━━━ Data records

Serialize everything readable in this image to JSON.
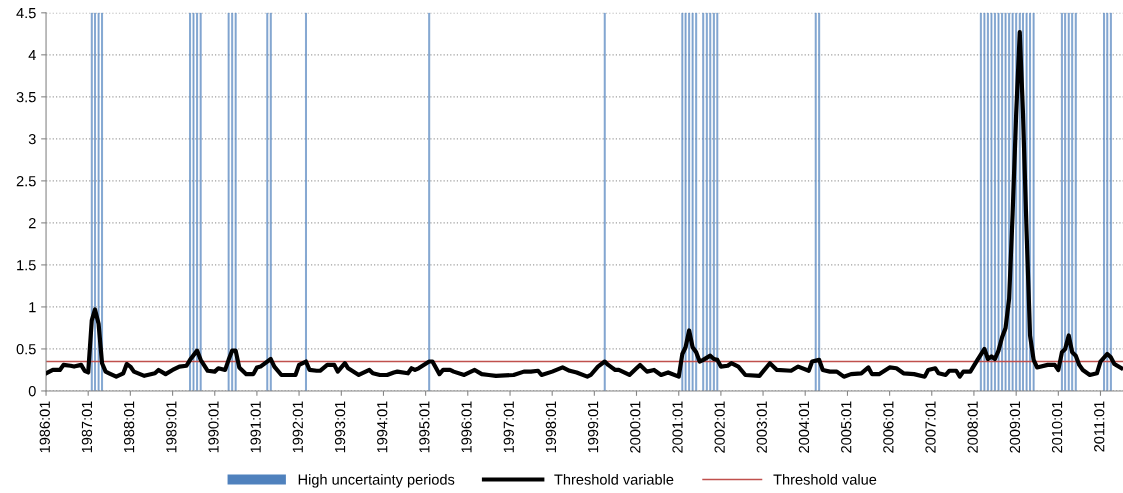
{
  "chart_data": {
    "type": "line",
    "ylim": [
      0,
      4.5
    ],
    "yticks": [
      0,
      0.5,
      1,
      1.5,
      2,
      2.5,
      3,
      3.5,
      4,
      4.5
    ],
    "xlim": [
      "1986-01",
      "2011-07-15"
    ],
    "xticks": [
      {
        "value": "1986-01",
        "label": "1986:01"
      },
      {
        "value": "1987-01",
        "label": "1987:01"
      },
      {
        "value": "1988-01",
        "label": "1988:01"
      },
      {
        "value": "1989-01",
        "label": "1989:01"
      },
      {
        "value": "1990-01",
        "label": "1990:01"
      },
      {
        "value": "1991-01",
        "label": "1991:01"
      },
      {
        "value": "1992-01",
        "label": "1992:01"
      },
      {
        "value": "1993-01",
        "label": "1993:01"
      },
      {
        "value": "1994-01",
        "label": "1994:01"
      },
      {
        "value": "1995-01",
        "label": "1995:01"
      },
      {
        "value": "1996-01",
        "label": "1996:01"
      },
      {
        "value": "1997-01",
        "label": "1997:01"
      },
      {
        "value": "1998-01",
        "label": "1998:01"
      },
      {
        "value": "1999-01",
        "label": "1999:01"
      },
      {
        "value": "2000-01",
        "label": "2000:01"
      },
      {
        "value": "2001-01",
        "label": "2001:01"
      },
      {
        "value": "2002-01",
        "label": "2002:01"
      },
      {
        "value": "2003-01",
        "label": "2003:01"
      },
      {
        "value": "2004-01",
        "label": "2004:01"
      },
      {
        "value": "2005-01",
        "label": "2005:01"
      },
      {
        "value": "2006-01",
        "label": "2006:01"
      },
      {
        "value": "2007-01",
        "label": "2007:01"
      },
      {
        "value": "2008-01",
        "label": "2008:01"
      },
      {
        "value": "2009-01",
        "label": "2009:01"
      },
      {
        "value": "2010-01",
        "label": "2010:01"
      },
      {
        "value": "2011-01",
        "label": "2011:01"
      }
    ],
    "series": [
      {
        "name": "High uncertainty periods",
        "type": "bar",
        "color": "#4f81bd",
        "x": [
          "1987-02",
          "1987-03",
          "1987-04",
          "1987-05",
          "1989-06",
          "1989-07",
          "1989-08",
          "1989-09",
          "1990-05",
          "1990-06",
          "1990-07",
          "1991-04",
          "1991-05",
          "1992-03",
          "1995-02",
          "1999-04",
          "2001-02",
          "2001-03",
          "2001-04",
          "2001-05",
          "2001-06",
          "2001-08",
          "2001-09",
          "2001-10",
          "2001-11",
          "2001-12",
          "2004-04",
          "2004-05",
          "2008-03",
          "2008-04",
          "2008-05",
          "2008-06",
          "2008-07",
          "2008-08",
          "2008-09",
          "2008-10",
          "2008-11",
          "2008-12",
          "2009-01",
          "2009-02",
          "2009-03",
          "2009-04",
          "2009-05",
          "2009-06",
          "2010-02",
          "2010-03",
          "2010-04",
          "2010-05",
          "2010-06",
          "2011-02",
          "2011-03",
          "2011-04"
        ],
        "values": [
          4.5,
          4.5,
          4.5,
          4.5,
          4.5,
          4.5,
          4.5,
          4.5,
          4.5,
          4.5,
          4.5,
          4.5,
          4.5,
          4.5,
          4.5,
          4.5,
          4.5,
          4.5,
          4.5,
          4.5,
          4.5,
          4.5,
          4.5,
          4.5,
          4.5,
          4.5,
          4.5,
          4.5,
          4.5,
          4.5,
          4.5,
          4.5,
          4.5,
          4.5,
          4.5,
          4.5,
          4.5,
          4.5,
          4.5,
          4.5,
          4.5,
          4.5,
          4.5,
          4.5,
          4.5,
          4.5,
          4.5,
          4.5,
          4.5,
          4.5,
          4.5,
          4.5
        ]
      },
      {
        "name": "Threshold variable",
        "color": "#000000",
        "x": [
          "1986-01",
          "1986-03",
          "1986-05",
          "1986-06",
          "1986-08",
          "1986-09",
          "1986-11",
          "1986-12",
          "1987-01",
          "1987-02",
          "1987-03",
          "1987-04",
          "1987-05",
          "1987-06",
          "1987-07",
          "1987-09",
          "1987-11",
          "1987-12",
          "1988-01",
          "1988-02",
          "1988-05",
          "1988-08",
          "1988-09",
          "1988-11",
          "1989-01",
          "1989-03",
          "1989-05",
          "1989-06",
          "1989-08",
          "1989-09",
          "1989-11",
          "1990-01",
          "1990-02",
          "1990-04",
          "1990-05",
          "1990-06",
          "1990-07",
          "1990-08",
          "1990-10",
          "1990-12",
          "1991-01",
          "1991-02",
          "1991-05",
          "1991-06",
          "1991-08",
          "1991-12",
          "1992-01",
          "1992-03",
          "1992-04",
          "1992-06",
          "1992-07",
          "1992-09",
          "1992-11",
          "1992-12",
          "1993-02",
          "1993-03",
          "1993-06",
          "1993-09",
          "1993-10",
          "1993-12",
          "1994-02",
          "1994-04",
          "1994-05",
          "1994-08",
          "1994-09",
          "1994-10",
          "1994-11",
          "1995-02",
          "1995-03",
          "1995-05",
          "1995-06",
          "1995-08",
          "1995-09",
          "1995-12",
          "1996-03",
          "1996-05",
          "1996-07",
          "1996-09",
          "1997-02",
          "1997-05",
          "1997-07",
          "1997-09",
          "1997-10",
          "1998-01",
          "1998-04",
          "1998-06",
          "1998-08",
          "1998-11",
          "1998-12",
          "1999-02",
          "1999-04",
          "1999-05",
          "1999-07",
          "1999-08",
          "1999-11",
          "2000-01",
          "2000-02",
          "2000-04",
          "2000-06",
          "2000-08",
          "2000-10",
          "2001-01",
          "2001-02",
          "2001-03",
          "2001-04",
          "2001-05",
          "2001-06",
          "2001-07",
          "2001-08",
          "2001-10",
          "2001-11",
          "2001-12",
          "2002-01",
          "2002-03",
          "2002-04",
          "2002-06",
          "2002-08",
          "2002-12",
          "2003-03",
          "2003-05",
          "2003-09",
          "2003-11",
          "2004-02",
          "2004-03",
          "2004-05",
          "2004-06",
          "2004-08",
          "2004-10",
          "2004-12",
          "2005-02",
          "2005-05",
          "2005-07",
          "2005-08",
          "2005-10",
          "2006-01",
          "2006-03",
          "2006-05",
          "2006-08",
          "2006-11",
          "2006-12",
          "2007-02",
          "2007-03",
          "2007-05",
          "2007-06",
          "2007-08",
          "2007-09",
          "2007-10",
          "2007-12",
          "2008-02",
          "2008-04",
          "2008-05",
          "2008-06",
          "2008-07",
          "2008-08",
          "2008-09",
          "2008-10",
          "2008-11",
          "2008-12",
          "2009-01",
          "2009-02",
          "2009-03",
          "2009-04",
          "2009-05",
          "2009-06",
          "2009-07",
          "2009-10",
          "2009-12",
          "2010-01",
          "2010-02",
          "2010-03",
          "2010-04",
          "2010-05",
          "2010-06",
          "2010-07",
          "2010-08",
          "2010-10",
          "2010-12",
          "2011-01",
          "2011-03",
          "2011-04",
          "2011-05",
          "2011-07"
        ],
        "values": [
          0.21,
          0.25,
          0.25,
          0.31,
          0.3,
          0.29,
          0.31,
          0.24,
          0.22,
          0.84,
          0.97,
          0.8,
          0.33,
          0.23,
          0.21,
          0.17,
          0.21,
          0.32,
          0.29,
          0.23,
          0.18,
          0.21,
          0.25,
          0.2,
          0.25,
          0.29,
          0.3,
          0.37,
          0.48,
          0.37,
          0.24,
          0.23,
          0.27,
          0.25,
          0.37,
          0.48,
          0.48,
          0.28,
          0.2,
          0.2,
          0.28,
          0.29,
          0.38,
          0.29,
          0.19,
          0.19,
          0.31,
          0.35,
          0.25,
          0.24,
          0.24,
          0.31,
          0.31,
          0.23,
          0.33,
          0.27,
          0.19,
          0.25,
          0.21,
          0.19,
          0.19,
          0.22,
          0.23,
          0.21,
          0.27,
          0.25,
          0.27,
          0.35,
          0.35,
          0.2,
          0.25,
          0.25,
          0.23,
          0.19,
          0.25,
          0.2,
          0.19,
          0.18,
          0.19,
          0.23,
          0.23,
          0.24,
          0.19,
          0.23,
          0.28,
          0.24,
          0.22,
          0.17,
          0.19,
          0.29,
          0.35,
          0.31,
          0.25,
          0.25,
          0.19,
          0.27,
          0.31,
          0.23,
          0.25,
          0.19,
          0.22,
          0.17,
          0.44,
          0.52,
          0.72,
          0.52,
          0.46,
          0.35,
          0.37,
          0.42,
          0.38,
          0.37,
          0.29,
          0.3,
          0.33,
          0.29,
          0.19,
          0.18,
          0.33,
          0.25,
          0.24,
          0.29,
          0.24,
          0.35,
          0.37,
          0.25,
          0.23,
          0.23,
          0.17,
          0.2,
          0.21,
          0.28,
          0.2,
          0.2,
          0.28,
          0.27,
          0.21,
          0.2,
          0.17,
          0.25,
          0.27,
          0.21,
          0.19,
          0.24,
          0.24,
          0.17,
          0.23,
          0.23,
          0.37,
          0.5,
          0.38,
          0.41,
          0.38,
          0.48,
          0.64,
          0.75,
          1.1,
          2.1,
          3.3,
          4.27,
          3.3,
          1.9,
          0.66,
          0.37,
          0.28,
          0.31,
          0.31,
          0.25,
          0.46,
          0.5,
          0.66,
          0.46,
          0.42,
          0.31,
          0.25,
          0.19,
          0.21,
          0.35,
          0.44,
          0.4,
          0.32,
          0.27
        ]
      }
    ],
    "ref_lines": [
      {
        "axis": "y",
        "value": 0.35,
        "label": "Threshold value",
        "color": "#c0504d",
        "line_style": "solid"
      }
    ],
    "grid": "y",
    "legend": "bottom",
    "marker": "none",
    "line_style": "solid"
  }
}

━━━━━━

Look through the entries above and list every line containing "color".

        "color": "#4f81bd",
        "color": "#000000",
        "color": "#c0504d",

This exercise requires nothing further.